| Problem description |
How many of the lines below contain the word "amplifier"? Reply with the number alone.

Records:
>>>
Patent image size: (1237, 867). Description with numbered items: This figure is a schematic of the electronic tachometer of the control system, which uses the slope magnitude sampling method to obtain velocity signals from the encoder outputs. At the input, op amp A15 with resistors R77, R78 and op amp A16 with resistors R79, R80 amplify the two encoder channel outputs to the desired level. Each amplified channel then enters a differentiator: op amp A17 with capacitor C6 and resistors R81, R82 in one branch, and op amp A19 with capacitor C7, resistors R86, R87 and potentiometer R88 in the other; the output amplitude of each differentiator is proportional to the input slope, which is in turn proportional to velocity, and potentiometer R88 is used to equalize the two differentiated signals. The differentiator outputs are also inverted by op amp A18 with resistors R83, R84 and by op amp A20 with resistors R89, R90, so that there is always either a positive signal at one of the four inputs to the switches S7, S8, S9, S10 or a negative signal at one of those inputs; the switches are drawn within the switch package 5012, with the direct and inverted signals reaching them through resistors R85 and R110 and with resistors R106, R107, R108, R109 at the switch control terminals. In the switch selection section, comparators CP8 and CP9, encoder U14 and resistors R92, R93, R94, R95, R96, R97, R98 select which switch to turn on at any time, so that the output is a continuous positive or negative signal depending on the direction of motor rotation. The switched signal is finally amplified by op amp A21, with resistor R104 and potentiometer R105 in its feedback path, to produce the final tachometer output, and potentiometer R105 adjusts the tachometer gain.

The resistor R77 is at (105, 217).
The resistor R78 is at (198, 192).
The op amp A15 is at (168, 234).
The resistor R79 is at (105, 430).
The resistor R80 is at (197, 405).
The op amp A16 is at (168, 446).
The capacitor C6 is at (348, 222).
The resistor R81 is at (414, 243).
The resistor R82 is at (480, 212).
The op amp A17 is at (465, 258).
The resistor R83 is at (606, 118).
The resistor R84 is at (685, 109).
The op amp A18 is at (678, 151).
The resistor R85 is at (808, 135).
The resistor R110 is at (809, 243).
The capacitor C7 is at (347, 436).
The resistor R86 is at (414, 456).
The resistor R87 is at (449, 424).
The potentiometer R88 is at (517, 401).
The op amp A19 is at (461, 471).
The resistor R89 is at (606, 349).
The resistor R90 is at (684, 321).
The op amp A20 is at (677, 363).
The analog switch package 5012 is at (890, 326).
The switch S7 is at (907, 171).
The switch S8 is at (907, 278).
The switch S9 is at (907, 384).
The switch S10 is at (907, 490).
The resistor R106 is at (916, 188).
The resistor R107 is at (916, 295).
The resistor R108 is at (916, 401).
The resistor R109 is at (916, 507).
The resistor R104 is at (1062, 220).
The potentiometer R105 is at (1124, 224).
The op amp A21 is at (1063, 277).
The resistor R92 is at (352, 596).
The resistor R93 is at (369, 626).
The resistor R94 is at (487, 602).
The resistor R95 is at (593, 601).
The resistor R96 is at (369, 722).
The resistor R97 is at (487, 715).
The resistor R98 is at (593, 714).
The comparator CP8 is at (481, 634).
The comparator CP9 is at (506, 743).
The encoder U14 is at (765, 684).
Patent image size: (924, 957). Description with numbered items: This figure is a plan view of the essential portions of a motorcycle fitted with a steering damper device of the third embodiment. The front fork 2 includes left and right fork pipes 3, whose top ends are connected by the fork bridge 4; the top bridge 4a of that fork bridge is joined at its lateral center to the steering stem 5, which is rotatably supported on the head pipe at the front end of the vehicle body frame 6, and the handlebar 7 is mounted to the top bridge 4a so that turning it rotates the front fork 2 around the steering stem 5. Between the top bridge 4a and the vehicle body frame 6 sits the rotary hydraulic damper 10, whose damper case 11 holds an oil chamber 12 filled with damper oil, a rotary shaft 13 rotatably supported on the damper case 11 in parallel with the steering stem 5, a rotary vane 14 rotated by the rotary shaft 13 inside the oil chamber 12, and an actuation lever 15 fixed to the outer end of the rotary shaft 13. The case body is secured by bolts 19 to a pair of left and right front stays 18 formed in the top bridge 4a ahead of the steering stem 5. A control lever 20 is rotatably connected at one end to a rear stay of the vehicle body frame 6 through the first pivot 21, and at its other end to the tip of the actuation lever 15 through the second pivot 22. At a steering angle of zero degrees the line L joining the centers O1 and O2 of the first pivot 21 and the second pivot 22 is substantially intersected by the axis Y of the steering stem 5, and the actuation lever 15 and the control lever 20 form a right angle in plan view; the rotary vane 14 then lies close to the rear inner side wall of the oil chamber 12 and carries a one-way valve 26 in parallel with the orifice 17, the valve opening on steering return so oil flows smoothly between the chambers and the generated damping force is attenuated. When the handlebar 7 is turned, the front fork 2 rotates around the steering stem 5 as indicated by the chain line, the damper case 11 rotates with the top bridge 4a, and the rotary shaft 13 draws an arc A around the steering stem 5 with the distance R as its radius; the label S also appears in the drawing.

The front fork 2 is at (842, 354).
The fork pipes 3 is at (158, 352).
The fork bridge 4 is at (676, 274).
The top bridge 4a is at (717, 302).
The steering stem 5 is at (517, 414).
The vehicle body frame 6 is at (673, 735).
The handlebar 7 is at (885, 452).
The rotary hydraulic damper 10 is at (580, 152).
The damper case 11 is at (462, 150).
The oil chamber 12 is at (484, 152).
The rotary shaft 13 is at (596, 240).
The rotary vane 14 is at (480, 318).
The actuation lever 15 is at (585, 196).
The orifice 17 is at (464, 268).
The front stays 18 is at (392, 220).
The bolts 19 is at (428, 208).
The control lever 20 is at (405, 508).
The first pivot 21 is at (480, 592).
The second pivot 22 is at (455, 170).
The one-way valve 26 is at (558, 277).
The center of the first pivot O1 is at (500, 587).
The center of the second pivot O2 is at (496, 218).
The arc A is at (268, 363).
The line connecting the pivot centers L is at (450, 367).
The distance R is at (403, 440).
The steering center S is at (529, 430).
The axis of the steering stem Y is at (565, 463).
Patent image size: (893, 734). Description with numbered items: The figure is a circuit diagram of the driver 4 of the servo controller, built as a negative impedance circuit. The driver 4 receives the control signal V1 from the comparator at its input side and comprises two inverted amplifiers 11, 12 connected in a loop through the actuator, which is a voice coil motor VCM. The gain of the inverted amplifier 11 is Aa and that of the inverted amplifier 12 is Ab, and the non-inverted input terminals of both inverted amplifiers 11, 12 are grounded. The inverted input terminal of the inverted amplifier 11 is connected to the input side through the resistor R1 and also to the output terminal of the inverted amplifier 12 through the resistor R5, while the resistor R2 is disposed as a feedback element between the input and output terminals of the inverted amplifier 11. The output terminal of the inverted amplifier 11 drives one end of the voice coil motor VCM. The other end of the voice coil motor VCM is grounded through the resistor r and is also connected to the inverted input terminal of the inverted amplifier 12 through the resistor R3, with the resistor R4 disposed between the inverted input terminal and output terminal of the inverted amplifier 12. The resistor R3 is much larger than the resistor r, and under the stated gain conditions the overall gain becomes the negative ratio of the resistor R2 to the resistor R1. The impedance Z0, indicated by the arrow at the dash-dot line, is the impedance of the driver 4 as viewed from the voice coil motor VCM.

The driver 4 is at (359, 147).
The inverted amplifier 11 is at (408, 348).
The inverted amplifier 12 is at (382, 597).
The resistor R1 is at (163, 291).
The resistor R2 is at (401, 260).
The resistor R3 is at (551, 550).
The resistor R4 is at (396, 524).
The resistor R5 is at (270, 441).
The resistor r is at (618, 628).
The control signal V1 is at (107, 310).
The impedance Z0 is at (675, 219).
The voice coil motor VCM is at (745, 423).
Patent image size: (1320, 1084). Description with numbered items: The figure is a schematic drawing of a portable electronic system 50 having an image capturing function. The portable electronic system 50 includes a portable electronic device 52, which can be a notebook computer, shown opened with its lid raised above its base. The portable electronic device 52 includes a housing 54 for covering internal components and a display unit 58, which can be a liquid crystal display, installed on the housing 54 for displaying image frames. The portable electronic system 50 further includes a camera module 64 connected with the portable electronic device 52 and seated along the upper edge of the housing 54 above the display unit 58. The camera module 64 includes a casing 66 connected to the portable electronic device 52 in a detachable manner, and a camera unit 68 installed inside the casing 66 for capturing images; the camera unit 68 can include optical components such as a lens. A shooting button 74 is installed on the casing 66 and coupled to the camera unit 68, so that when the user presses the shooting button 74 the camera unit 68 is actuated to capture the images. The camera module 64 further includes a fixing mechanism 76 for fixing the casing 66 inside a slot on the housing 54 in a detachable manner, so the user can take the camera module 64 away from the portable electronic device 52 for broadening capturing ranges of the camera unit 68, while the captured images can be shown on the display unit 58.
<<<
| Solution below |
3